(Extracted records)
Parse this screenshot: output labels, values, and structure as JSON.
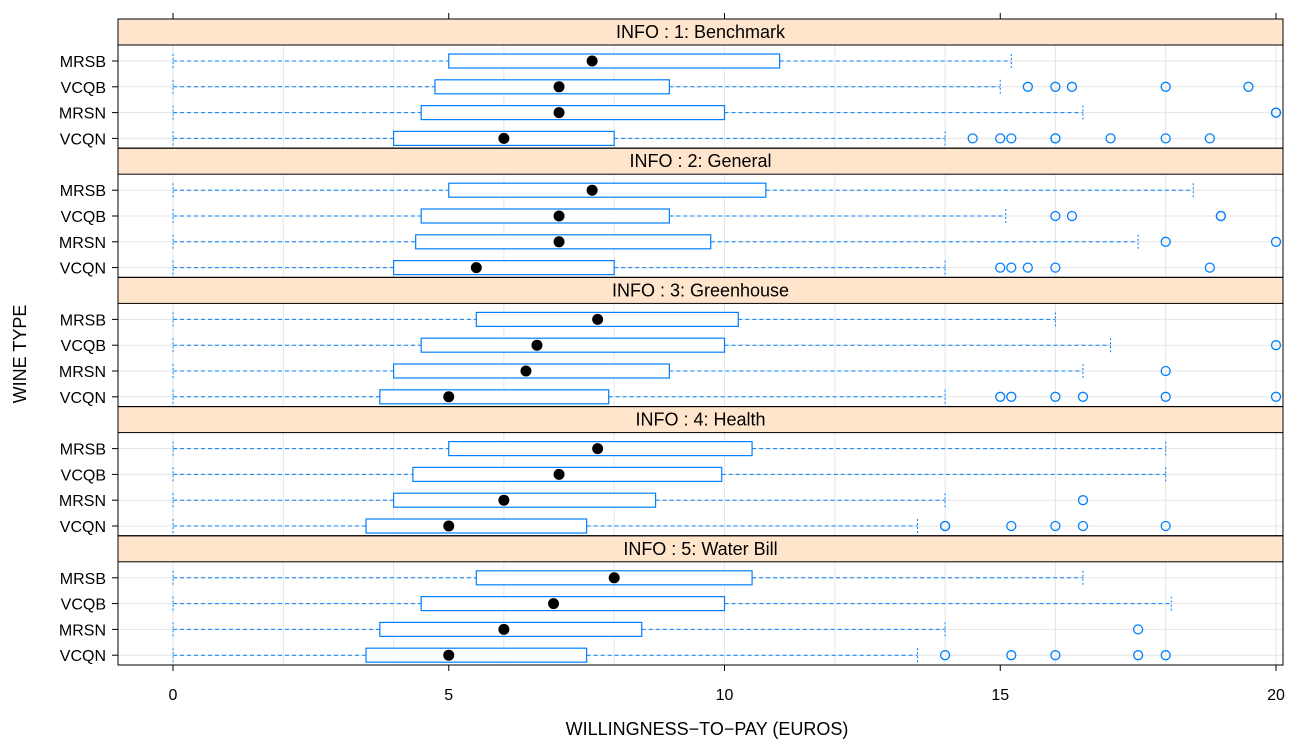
{
  "chart_data": {
    "type": "boxplot",
    "xlabel": "WILLINGNESS−TO−PAY (EUROS)",
    "ylabel": "WINE TYPE",
    "xlim": [
      -1,
      20.3
    ],
    "xticks": [
      0,
      5,
      10,
      15,
      20
    ],
    "xtick_labels": [
      "0",
      "5",
      "10",
      "15",
      "20"
    ],
    "grid": true,
    "categories": [
      "MRSB",
      "VCQB",
      "MRSN",
      "VCQN"
    ],
    "colors": {
      "box": "#0080ff",
      "strip": "#ffe5cc",
      "median": "#000000",
      "grid": "#e6e6e6"
    },
    "panels": [
      {
        "title": "INFO : 1: Benchmark",
        "boxes": [
          {
            "label": "MRSB",
            "min": 0,
            "q1": 5,
            "median": 7.6,
            "q3": 11,
            "max": 15.2,
            "outliers": []
          },
          {
            "label": "VCQB",
            "min": 0,
            "q1": 4.75,
            "median": 7,
            "q3": 9,
            "max": 15,
            "outliers": [
              15.5,
              16,
              16.3,
              18,
              19.5
            ]
          },
          {
            "label": "MRSN",
            "min": 0,
            "q1": 4.5,
            "median": 7,
            "q3": 10,
            "max": 16.5,
            "outliers": [
              20,
              20
            ]
          },
          {
            "label": "VCQN",
            "min": 0,
            "q1": 4,
            "median": 6,
            "q3": 8,
            "max": 14,
            "outliers": [
              14.5,
              15,
              15.2,
              16,
              16,
              17,
              18,
              18.8
            ]
          }
        ]
      },
      {
        "title": "INFO : 2: General",
        "boxes": [
          {
            "label": "MRSB",
            "min": 0,
            "q1": 5,
            "median": 7.6,
            "q3": 10.75,
            "max": 18.5,
            "outliers": []
          },
          {
            "label": "VCQB",
            "min": 0,
            "q1": 4.5,
            "median": 7,
            "q3": 9,
            "max": 15.1,
            "outliers": [
              16,
              16.3,
              19,
              19
            ]
          },
          {
            "label": "MRSN",
            "min": 0,
            "q1": 4.4,
            "median": 7,
            "q3": 9.75,
            "max": 17.5,
            "outliers": [
              18,
              20
            ]
          },
          {
            "label": "VCQN",
            "min": 0,
            "q1": 4,
            "median": 5.5,
            "q3": 8,
            "max": 14,
            "outliers": [
              15,
              15.2,
              15.5,
              16,
              18.8
            ]
          }
        ]
      },
      {
        "title": "INFO : 3: Greenhouse",
        "boxes": [
          {
            "label": "MRSB",
            "min": 0,
            "q1": 5.5,
            "median": 7.7,
            "q3": 10.25,
            "max": 16,
            "outliers": []
          },
          {
            "label": "VCQB",
            "min": 0,
            "q1": 4.5,
            "median": 6.6,
            "q3": 10,
            "max": 17,
            "outliers": [
              20
            ]
          },
          {
            "label": "MRSN",
            "min": 0,
            "q1": 4,
            "median": 6.4,
            "q3": 9,
            "max": 16.5,
            "outliers": [
              18
            ]
          },
          {
            "label": "VCQN",
            "min": 0,
            "q1": 3.75,
            "median": 5,
            "q3": 7.9,
            "max": 14,
            "outliers": [
              15,
              15.2,
              16,
              16.5,
              18,
              20
            ]
          }
        ]
      },
      {
        "title": "INFO : 4: Health",
        "boxes": [
          {
            "label": "MRSB",
            "min": 0,
            "q1": 5,
            "median": 7.7,
            "q3": 10.5,
            "max": 18,
            "outliers": []
          },
          {
            "label": "VCQB",
            "min": 0,
            "q1": 4.35,
            "median": 7,
            "q3": 9.95,
            "max": 18,
            "outliers": []
          },
          {
            "label": "MRSN",
            "min": 0,
            "q1": 4,
            "median": 6,
            "q3": 8.75,
            "max": 14,
            "outliers": [
              16.5
            ]
          },
          {
            "label": "VCQN",
            "min": 0,
            "q1": 3.5,
            "median": 5,
            "q3": 7.5,
            "max": 13.5,
            "outliers": [
              14,
              14,
              15.2,
              16,
              16.5,
              18
            ]
          }
        ]
      },
      {
        "title": "INFO : 5: Water Bill",
        "boxes": [
          {
            "label": "MRSB",
            "min": 0,
            "q1": 5.5,
            "median": 8,
            "q3": 10.5,
            "max": 16.5,
            "outliers": []
          },
          {
            "label": "VCQB",
            "min": 0,
            "q1": 4.5,
            "median": 6.9,
            "q3": 10,
            "max": 18.1,
            "outliers": []
          },
          {
            "label": "MRSN",
            "min": 0,
            "q1": 3.75,
            "median": 6,
            "q3": 8.5,
            "max": 14,
            "outliers": [
              17.5
            ]
          },
          {
            "label": "VCQN",
            "min": 0,
            "q1": 3.5,
            "median": 5,
            "q3": 7.5,
            "max": 13.5,
            "outliers": [
              14,
              15.2,
              16,
              17.5,
              18
            ]
          }
        ]
      }
    ]
  }
}
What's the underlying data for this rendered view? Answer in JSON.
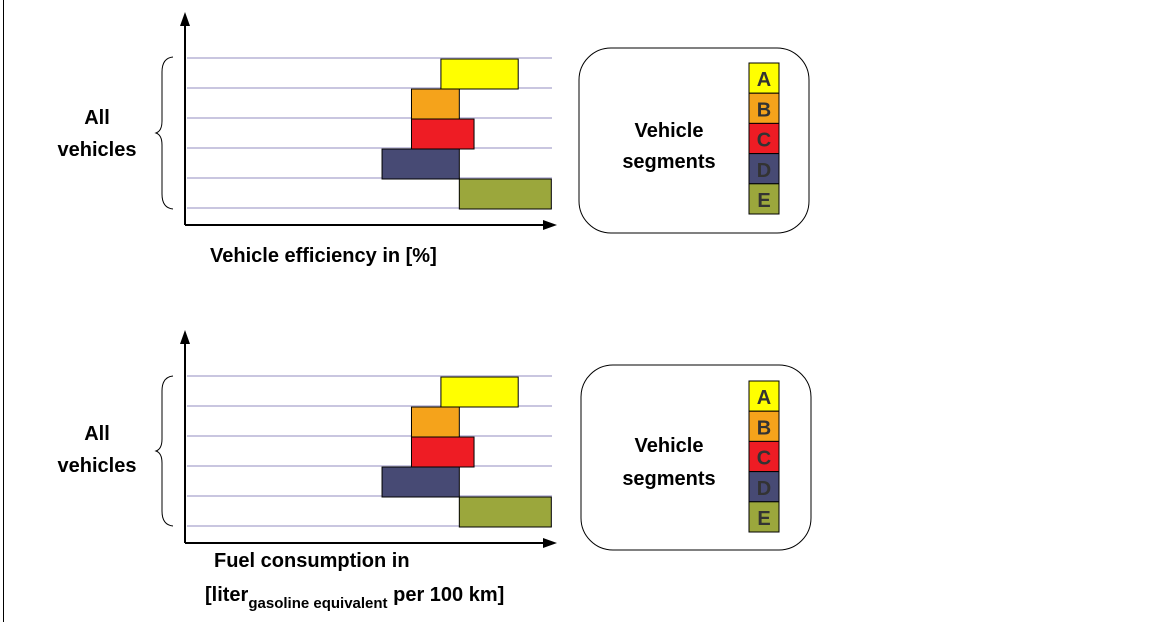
{
  "colors": {
    "A": "#ffff00",
    "B": "#f5a31b",
    "C": "#ee1c24",
    "D": "#474a74",
    "E": "#9ba73c",
    "gridline": "#c9c6e0",
    "axis": "#000000"
  },
  "segments": [
    {
      "letter": "A",
      "color": "#ffff00"
    },
    {
      "letter": "B",
      "color": "#f5a31b"
    },
    {
      "letter": "C",
      "color": "#ee1c24"
    },
    {
      "letter": "D",
      "color": "#474a74"
    },
    {
      "letter": "E",
      "color": "#9ba73c"
    }
  ],
  "panels": [
    {
      "y_label_line1": "All",
      "y_label_line2": "vehicles",
      "x_label_line1": "Vehicle efficiency in [%]",
      "x_label_line2": "",
      "legend_line1": "Vehicle",
      "legend_line2": "segments"
    },
    {
      "y_label_line1": "All",
      "y_label_line2": "vehicles",
      "x_label_line1": "Fuel consumption in",
      "x_label_line2_prefix": "[liter",
      "x_label_line2_sub": "gasoline equivalent",
      "x_label_line2_suffix": " per 100 km]",
      "legend_line1": "Vehicle",
      "legend_line2": "segments"
    }
  ],
  "chart_data": [
    {
      "type": "bar",
      "orientation": "horizontal-floating",
      "categories": [
        "A",
        "B",
        "C",
        "D",
        "E"
      ],
      "ranges": [
        [
          0.69,
          0.9
        ],
        [
          0.61,
          0.74
        ],
        [
          0.61,
          0.78
        ],
        [
          0.53,
          0.74
        ],
        [
          0.74,
          0.99
        ]
      ],
      "xlabel": "Vehicle efficiency in [%]",
      "ylabel": "All vehicles",
      "ticks": "none",
      "grid": true
    },
    {
      "type": "bar",
      "orientation": "horizontal-floating",
      "categories": [
        "A",
        "B",
        "C",
        "D",
        "E"
      ],
      "ranges": [
        [
          0.69,
          0.9
        ],
        [
          0.61,
          0.74
        ],
        [
          0.61,
          0.78
        ],
        [
          0.53,
          0.74
        ],
        [
          0.74,
          0.99
        ]
      ],
      "xlabel": "Fuel consumption in [liter gasoline equivalent per 100 km]",
      "ylabel": "All vehicles",
      "ticks": "none",
      "grid": true
    }
  ]
}
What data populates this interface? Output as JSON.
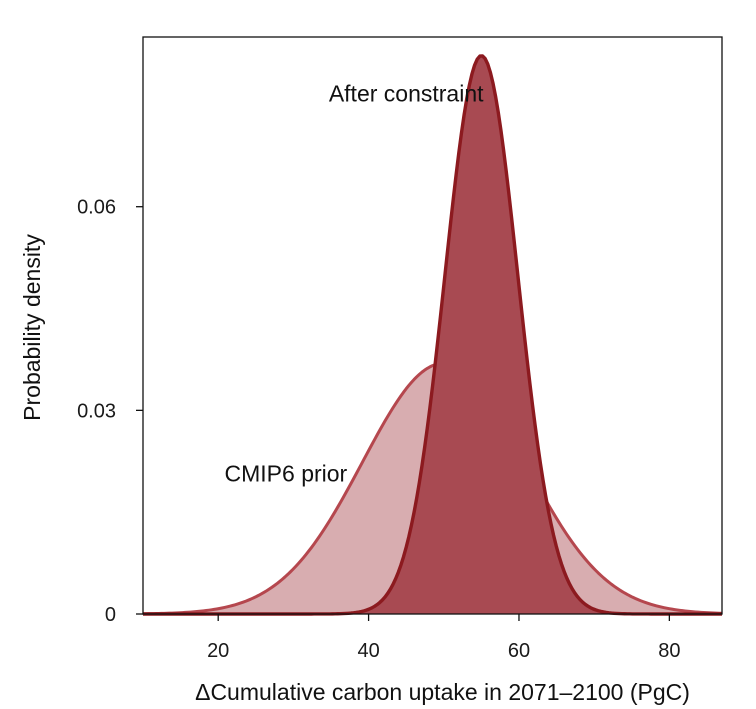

:: Task instructions ::
Only lines holding the string "liter" are wanted; gather each one from the entries above.

:: Result below ::
      "x_label_line2_prefix": "[liter",
      "xlabel": "Fuel consumption in [liter gasoline equivalent per 100 km]",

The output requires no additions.